Stated goal: Pull each line holding the word "that" from the data.

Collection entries
::::

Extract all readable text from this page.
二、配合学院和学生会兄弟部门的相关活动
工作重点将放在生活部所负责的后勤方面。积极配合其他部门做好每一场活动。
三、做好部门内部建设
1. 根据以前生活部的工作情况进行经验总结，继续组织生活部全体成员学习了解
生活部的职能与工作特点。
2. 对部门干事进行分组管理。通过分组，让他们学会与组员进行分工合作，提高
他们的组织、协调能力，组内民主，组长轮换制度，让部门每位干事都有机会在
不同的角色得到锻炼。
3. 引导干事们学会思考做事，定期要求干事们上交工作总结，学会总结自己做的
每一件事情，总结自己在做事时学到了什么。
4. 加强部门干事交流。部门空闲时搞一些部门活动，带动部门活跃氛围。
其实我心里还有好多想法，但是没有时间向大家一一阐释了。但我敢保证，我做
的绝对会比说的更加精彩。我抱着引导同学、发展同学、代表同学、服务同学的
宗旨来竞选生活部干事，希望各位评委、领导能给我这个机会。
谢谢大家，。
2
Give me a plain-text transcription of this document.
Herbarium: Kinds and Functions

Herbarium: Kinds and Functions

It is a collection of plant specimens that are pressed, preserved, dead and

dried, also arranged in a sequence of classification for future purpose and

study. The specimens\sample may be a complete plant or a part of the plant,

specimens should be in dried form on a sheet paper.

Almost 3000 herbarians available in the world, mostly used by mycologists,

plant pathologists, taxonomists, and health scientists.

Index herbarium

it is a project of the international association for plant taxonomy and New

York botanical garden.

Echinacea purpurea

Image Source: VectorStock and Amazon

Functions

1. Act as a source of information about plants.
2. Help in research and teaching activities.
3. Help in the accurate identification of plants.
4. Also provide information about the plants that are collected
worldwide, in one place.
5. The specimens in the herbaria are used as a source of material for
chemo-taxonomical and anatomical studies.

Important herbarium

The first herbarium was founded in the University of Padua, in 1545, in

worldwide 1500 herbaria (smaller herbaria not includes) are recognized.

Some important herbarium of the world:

::::

The output:
It is a collection of plant specimens that are pressed, preserved, dead and
4. Also provide information about the plants that are collected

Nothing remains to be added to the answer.